[Recorded data]
[Begin]

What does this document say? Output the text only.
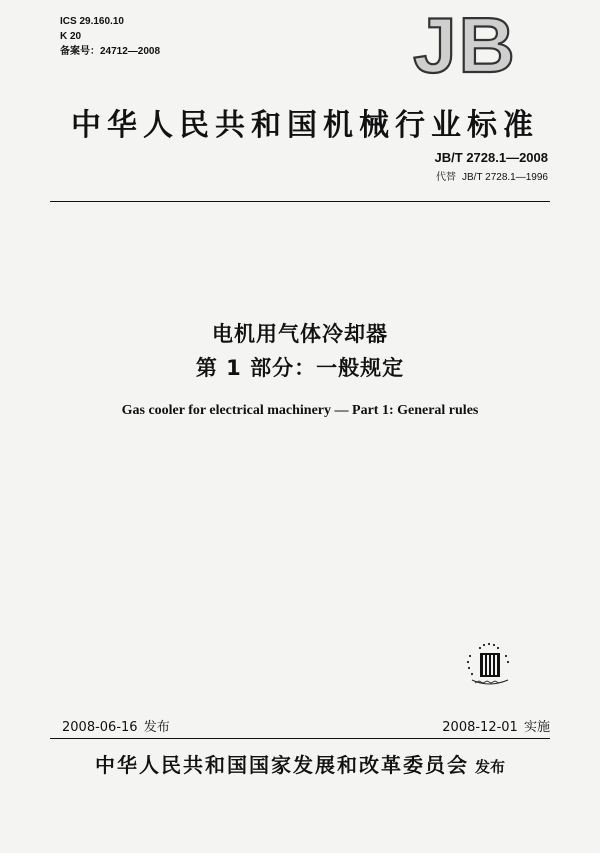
ICS 29.160.10
K 20
备案号：24712—2008	JB
中华人民共和国机械行业标准
JB/T 2728.1—2008
代替 JB/T 2728.1—1996
电机用气体冷却器
第 1 部分：一般规定
Gas cooler for electrical machinery — Part 1: General rules
2008-06-16 发布	2008-12-01 实施
中华人民共和国国家发展和改革委员会 发布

[End]

=== Do this ===
Can you restate all the records above word for word while dropping the pictures?

=== Written answer ===
What does this document say? Output the text only.
ICS 29.160.10
K 20
备案号：24712—2008	JB
中华人民共和国机械行业标准
JB/T 2728.1—2008
代替 JB/T 2728.1—1996
电机用气体冷却器
第 1 部分：一般规定
Gas cooler for electrical machinery — Part 1: General rules
2008-06-16 发布	2008-12-01 实施
中华人民共和国国家发展和改革委员会 发布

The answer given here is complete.